=== Exercise task ===
Find the string "friends" in the records. Copy every line it appears in.

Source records
• • • • • • •

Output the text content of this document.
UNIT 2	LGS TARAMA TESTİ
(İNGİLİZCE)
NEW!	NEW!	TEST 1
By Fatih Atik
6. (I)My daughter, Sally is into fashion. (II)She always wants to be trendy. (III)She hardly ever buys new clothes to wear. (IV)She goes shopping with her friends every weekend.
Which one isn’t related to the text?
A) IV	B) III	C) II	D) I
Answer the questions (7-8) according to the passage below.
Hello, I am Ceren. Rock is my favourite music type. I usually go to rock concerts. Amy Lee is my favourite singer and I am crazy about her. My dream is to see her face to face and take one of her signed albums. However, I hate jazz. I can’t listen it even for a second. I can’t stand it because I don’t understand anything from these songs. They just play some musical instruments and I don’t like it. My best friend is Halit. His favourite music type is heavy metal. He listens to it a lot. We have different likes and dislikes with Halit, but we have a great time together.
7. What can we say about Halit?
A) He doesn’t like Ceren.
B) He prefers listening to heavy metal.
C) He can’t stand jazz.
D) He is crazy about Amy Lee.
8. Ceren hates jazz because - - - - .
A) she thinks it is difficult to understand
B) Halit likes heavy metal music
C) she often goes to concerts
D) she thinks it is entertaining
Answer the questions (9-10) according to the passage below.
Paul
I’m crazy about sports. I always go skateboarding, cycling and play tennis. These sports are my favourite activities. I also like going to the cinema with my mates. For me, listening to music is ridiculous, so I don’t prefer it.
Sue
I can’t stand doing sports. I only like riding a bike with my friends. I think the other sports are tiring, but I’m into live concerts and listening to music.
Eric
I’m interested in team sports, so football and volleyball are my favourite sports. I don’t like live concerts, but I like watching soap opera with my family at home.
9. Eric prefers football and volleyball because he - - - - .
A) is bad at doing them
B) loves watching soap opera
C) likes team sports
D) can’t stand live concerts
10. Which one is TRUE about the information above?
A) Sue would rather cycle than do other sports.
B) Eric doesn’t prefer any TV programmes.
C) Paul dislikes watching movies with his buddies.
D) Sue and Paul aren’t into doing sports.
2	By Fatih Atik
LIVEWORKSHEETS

• • • • • • •

=== Expected answer ===
6. (I)My daughter, Sally is into fashion. (II)She always wants to be trendy. (III)She hardly ever buys new clothes to wear. (IV)She goes shopping with her friends every weekend.
I can’t stand doing sports. I only like riding a bike with my friends. I think the other sports are tiring, but I’m into live concerts and listening to music.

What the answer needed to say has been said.